-- Items listed in a dataset --
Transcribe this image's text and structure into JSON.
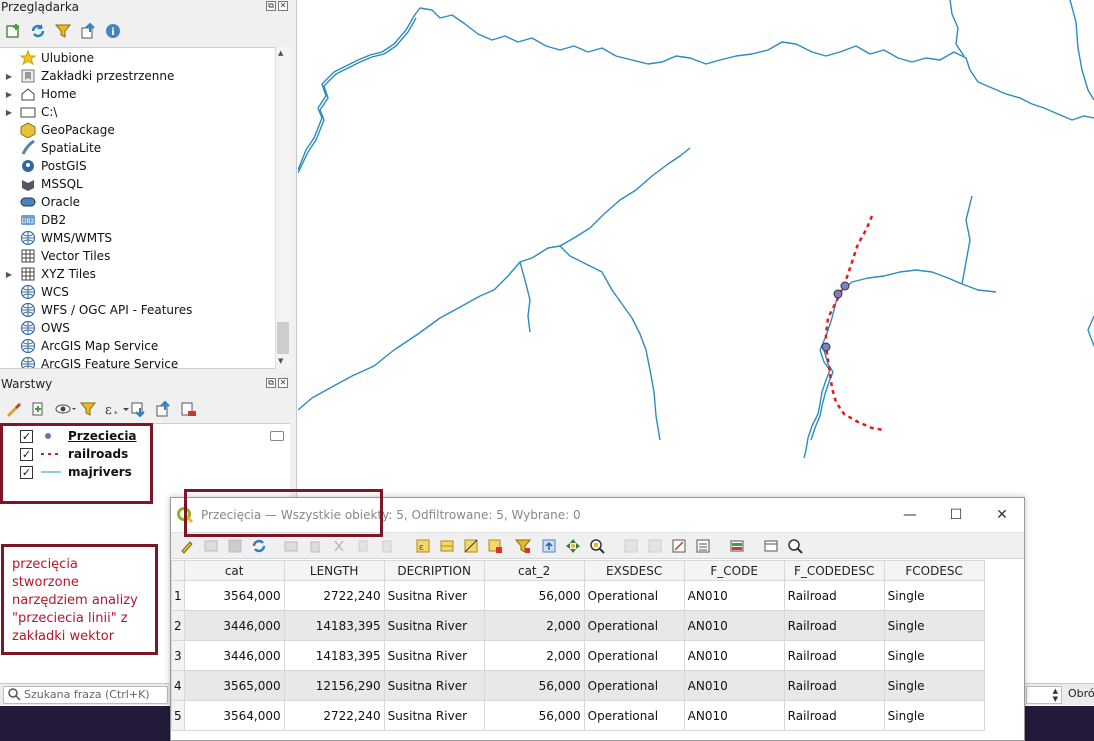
{
  "browser_panel": {
    "title": "Przeglądarka",
    "items": [
      {
        "label": "Ulubione",
        "icon": "star-icon",
        "expandable": false
      },
      {
        "label": "Zakładki przestrzenne",
        "icon": "bookmark-icon",
        "expandable": true
      },
      {
        "label": "Home",
        "icon": "home-icon",
        "expandable": true
      },
      {
        "label": "C:\\",
        "icon": "drive-icon",
        "expandable": true
      },
      {
        "label": "GeoPackage",
        "icon": "geopackage-icon",
        "expandable": false
      },
      {
        "label": "SpatiaLite",
        "icon": "spatialite-icon",
        "expandable": false
      },
      {
        "label": "PostGIS",
        "icon": "postgis-icon",
        "expandable": false
      },
      {
        "label": "MSSQL",
        "icon": "mssql-icon",
        "expandable": false
      },
      {
        "label": "Oracle",
        "icon": "oracle-icon",
        "expandable": false
      },
      {
        "label": "DB2",
        "icon": "db2-icon",
        "expandable": false
      },
      {
        "label": "WMS/WMTS",
        "icon": "globe-icon",
        "expandable": false
      },
      {
        "label": "Vector Tiles",
        "icon": "grid-icon",
        "expandable": false
      },
      {
        "label": "XYZ Tiles",
        "icon": "grid-icon",
        "expandable": true
      },
      {
        "label": "WCS",
        "icon": "globe-icon",
        "expandable": false
      },
      {
        "label": "WFS / OGC API - Features",
        "icon": "globe-icon",
        "expandable": false
      },
      {
        "label": "OWS",
        "icon": "globe-icon",
        "expandable": false
      },
      {
        "label": "ArcGIS Map Service",
        "icon": "globe-icon",
        "expandable": false
      },
      {
        "label": "ArcGIS Feature Service",
        "icon": "globe-icon",
        "expandable": false
      }
    ]
  },
  "layers_panel": {
    "title": "Warstwy",
    "layers": [
      {
        "name": "Przeciecia",
        "checked": true,
        "symbol": "point"
      },
      {
        "name": "railroads",
        "checked": true,
        "symbol": "dashed-line"
      },
      {
        "name": "majrivers",
        "checked": true,
        "symbol": "line"
      }
    ]
  },
  "annotation_note": "przecięcia stworzone narzędziem analizy \"przeciecia linii\" z zakładki wektor",
  "search": {
    "placeholder": "Szukana fraza (Ctrl+K)"
  },
  "status_right_label": "Obró",
  "attribute_table": {
    "title": "Przecięcia — Wszystkie obiekty: 5, Odfiltrowane: 5, Wybrane: 0",
    "window_controls": {
      "minimize": "—",
      "maximize": "☐",
      "close": "✕"
    },
    "columns": [
      "cat",
      "LENGTH",
      "DECRIPTION",
      "cat_2",
      "EXSDESC",
      "F_CODE",
      "F_CODEDESC",
      "FCODESC"
    ],
    "rows": [
      {
        "id": "1",
        "cells": [
          "3564,000",
          "2722,240",
          "Susitna River",
          "56,000",
          "Operational",
          "AN010",
          "Railroad",
          "Single"
        ]
      },
      {
        "id": "2",
        "cells": [
          "3446,000",
          "14183,395",
          "Susitna River",
          "2,000",
          "Operational",
          "AN010",
          "Railroad",
          "Single"
        ]
      },
      {
        "id": "3",
        "cells": [
          "3446,000",
          "14183,395",
          "Susitna River",
          "2,000",
          "Operational",
          "AN010",
          "Railroad",
          "Single"
        ]
      },
      {
        "id": "4",
        "cells": [
          "3565,000",
          "12156,290",
          "Susitna River",
          "56,000",
          "Operational",
          "AN010",
          "Railroad",
          "Single"
        ]
      },
      {
        "id": "5",
        "cells": [
          "3564,000",
          "2722,240",
          "Susitna River",
          "56,000",
          "Operational",
          "AN010",
          "Railroad",
          "Single"
        ]
      }
    ]
  },
  "colors": {
    "river": "#2b8cbe",
    "railroad": "#e31a1c",
    "intersection_point": "#7b7fc4",
    "annotation": "#7d1727",
    "annotation_text": "#b7152c"
  }
}
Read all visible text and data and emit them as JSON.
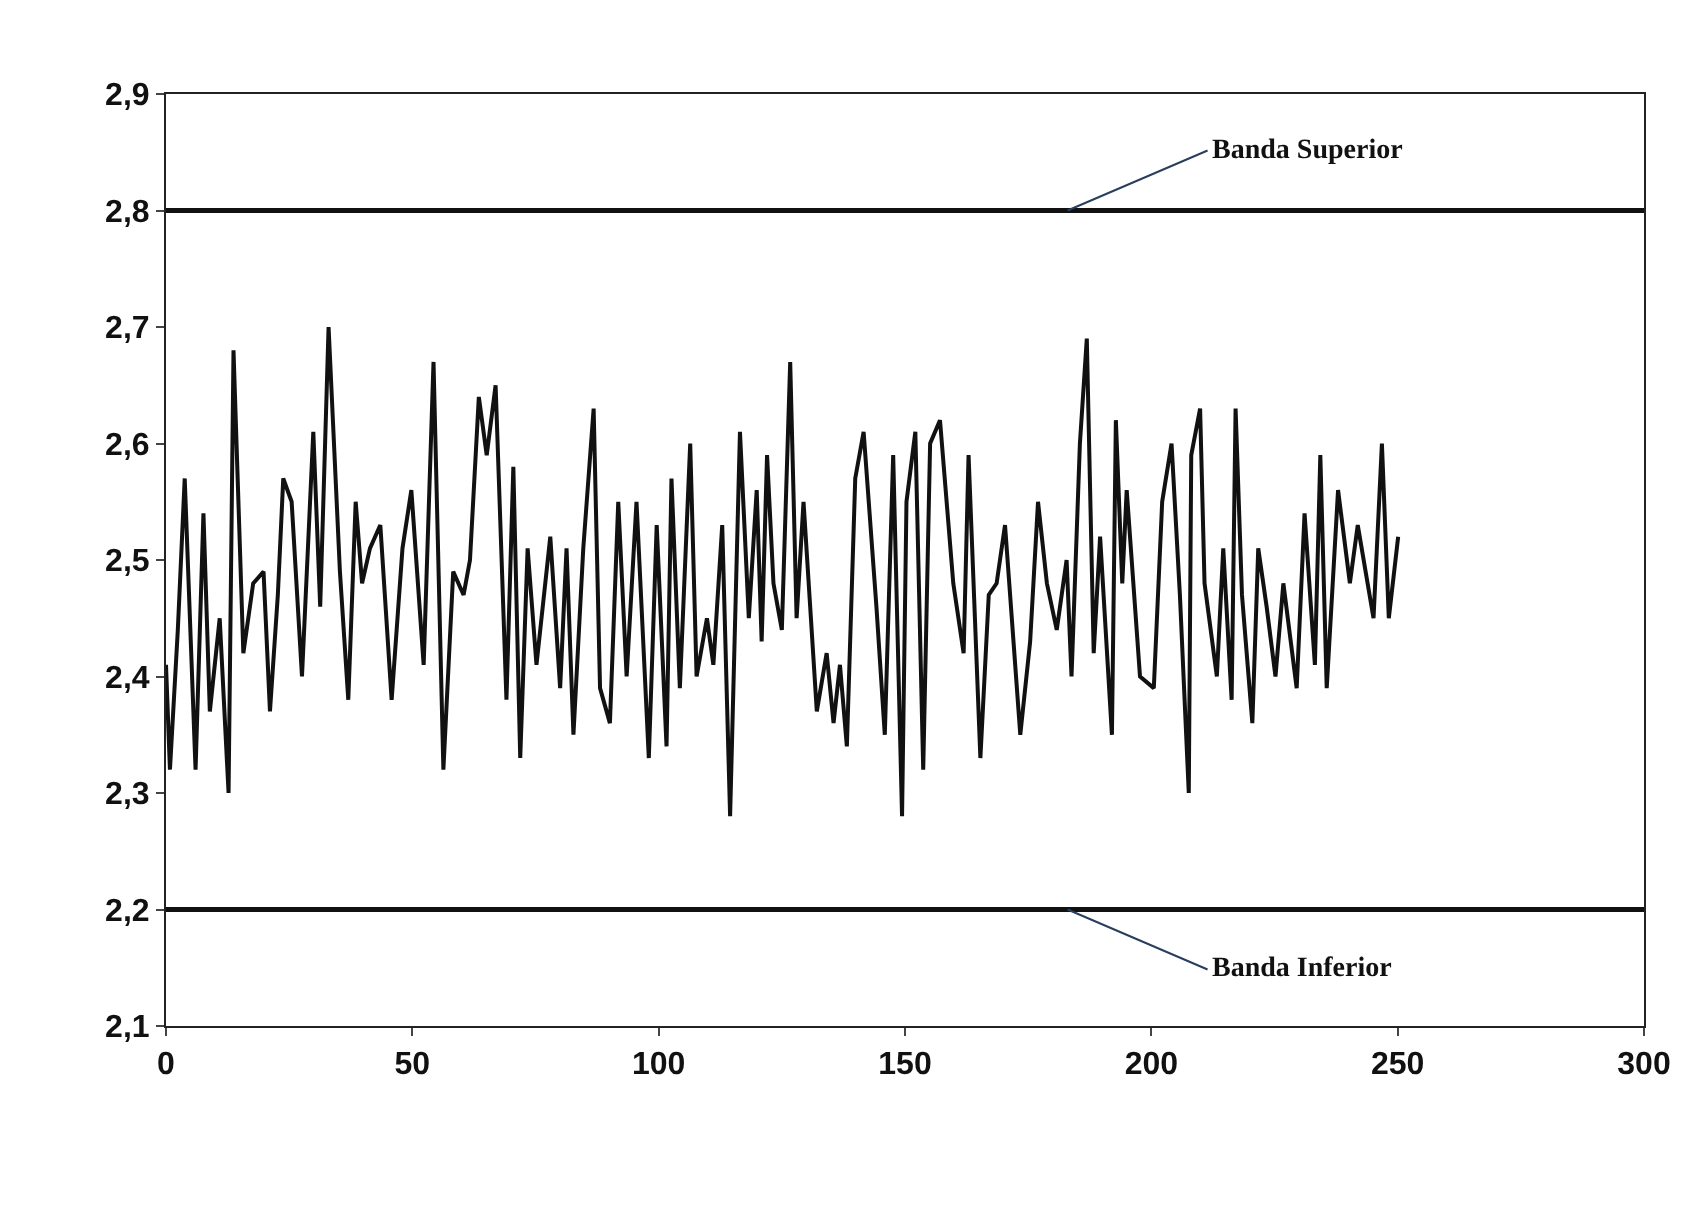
{
  "chart_data": {
    "type": "line",
    "x": [
      0,
      0.8,
      2.4,
      3.8,
      6.0,
      7.6,
      8.9,
      10.9,
      12.7,
      13.7,
      15.7,
      17.7,
      19.8,
      21.1,
      22.7,
      23.8,
      25.5,
      27.6,
      29.9,
      31.3,
      33.0,
      35.3,
      37.0,
      38.5,
      39.8,
      41.4,
      43.5,
      45.8,
      48.0,
      49.8,
      52.3,
      54.3,
      56.3,
      58.3,
      60.4,
      61.7,
      63.5,
      65.1,
      66.9,
      69.1,
      70.5,
      71.9,
      73.4,
      75.2,
      78.0,
      80.0,
      81.3,
      82.7,
      84.7,
      86.8,
      88.1,
      90.1,
      91.8,
      93.5,
      95.5,
      98.0,
      99.6,
      101.6,
      102.6,
      104.3,
      106.4,
      107.7,
      109.8,
      111.1,
      112.9,
      114.5,
      116.5,
      118.3,
      119.9,
      120.9,
      122.0,
      123.3,
      125.0,
      126.7,
      128.0,
      129.4,
      132.1,
      134.1,
      135.5,
      136.8,
      138.2,
      139.9,
      141.6,
      144.2,
      145.9,
      147.6,
      149.4,
      150.3,
      152.1,
      153.7,
      155.1,
      157.1,
      159.8,
      161.9,
      162.9,
      165.3,
      167.0,
      168.6,
      170.3,
      173.4,
      175.4,
      177.0,
      178.8,
      180.8,
      182.8,
      183.8,
      185.5,
      186.9,
      188.3,
      189.6,
      192.0,
      192.8,
      194.1,
      195.0,
      197.7,
      200.5,
      202.2,
      204.1,
      205.8,
      207.6,
      208.1,
      209.9,
      210.8,
      213.3,
      214.6,
      216.3,
      217.1,
      218.4,
      220.5,
      221.7,
      223.4,
      225.2,
      226.8,
      229.5,
      231.1,
      233.2,
      234.3,
      235.6,
      237.9,
      240.3,
      241.9,
      245.1,
      246.8,
      248.2,
      250.1
    ],
    "series": [
      {
        "color": "#111111",
        "values": [
          2.41,
          2.32,
          2.44,
          2.57,
          2.32,
          2.54,
          2.37,
          2.45,
          2.3,
          2.68,
          2.42,
          2.48,
          2.49,
          2.37,
          2.47,
          2.57,
          2.55,
          2.4,
          2.61,
          2.46,
          2.7,
          2.49,
          2.38,
          2.55,
          2.48,
          2.51,
          2.53,
          2.38,
          2.51,
          2.56,
          2.41,
          2.67,
          2.32,
          2.49,
          2.47,
          2.5,
          2.64,
          2.59,
          2.65,
          2.38,
          2.58,
          2.33,
          2.51,
          2.41,
          2.52,
          2.39,
          2.51,
          2.35,
          2.51,
          2.63,
          2.39,
          2.36,
          2.55,
          2.4,
          2.55,
          2.33,
          2.53,
          2.34,
          2.57,
          2.39,
          2.6,
          2.4,
          2.45,
          2.41,
          2.53,
          2.28,
          2.61,
          2.45,
          2.56,
          2.43,
          2.59,
          2.48,
          2.44,
          2.67,
          2.45,
          2.55,
          2.37,
          2.42,
          2.36,
          2.41,
          2.34,
          2.57,
          2.61,
          2.46,
          2.35,
          2.59,
          2.28,
          2.55,
          2.61,
          2.32,
          2.6,
          2.62,
          2.48,
          2.42,
          2.59,
          2.33,
          2.47,
          2.48,
          2.53,
          2.35,
          2.43,
          2.55,
          2.48,
          2.44,
          2.5,
          2.4,
          2.6,
          2.69,
          2.42,
          2.52,
          2.35,
          2.62,
          2.48,
          2.56,
          2.4,
          2.39,
          2.55,
          2.6,
          2.47,
          2.3,
          2.59,
          2.63,
          2.48,
          2.4,
          2.51,
          2.38,
          2.63,
          2.47,
          2.36,
          2.51,
          2.46,
          2.4,
          2.48,
          2.39,
          2.54,
          2.41,
          2.59,
          2.39,
          2.56,
          2.48,
          2.53,
          2.45,
          2.6,
          2.45,
          2.52
        ]
      }
    ],
    "xlim": [
      0,
      300
    ],
    "xticks": [
      0,
      50,
      100,
      150,
      200,
      250,
      300
    ],
    "ylim": [
      2.1,
      2.9
    ],
    "yticks": [
      {
        "value": 2.1,
        "label": "2,1"
      },
      {
        "value": 2.2,
        "label": "2,2"
      },
      {
        "value": 2.3,
        "label": "2,3"
      },
      {
        "value": 2.4,
        "label": "2,4"
      },
      {
        "value": 2.5,
        "label": "2,5"
      },
      {
        "value": 2.6,
        "label": "2,6"
      },
      {
        "value": 2.7,
        "label": "2,7"
      },
      {
        "value": 2.8,
        "label": "2,8"
      },
      {
        "value": 2.9,
        "label": "2,9"
      }
    ],
    "ref_lines": [
      {
        "axis": "y",
        "value": 2.8,
        "label": "Banda Superior",
        "color": "#111111"
      },
      {
        "axis": "y",
        "value": 2.2,
        "label": "Banda Inferior",
        "color": "#111111"
      }
    ],
    "marker": "none",
    "line_style": "solid"
  }
}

-- Directive --
In the records above, find the lines containing "Service" and copy them.

-- Exercise output --
        "label": "ArcGIS Map Service",
        "label": "ArcGIS Feature Service",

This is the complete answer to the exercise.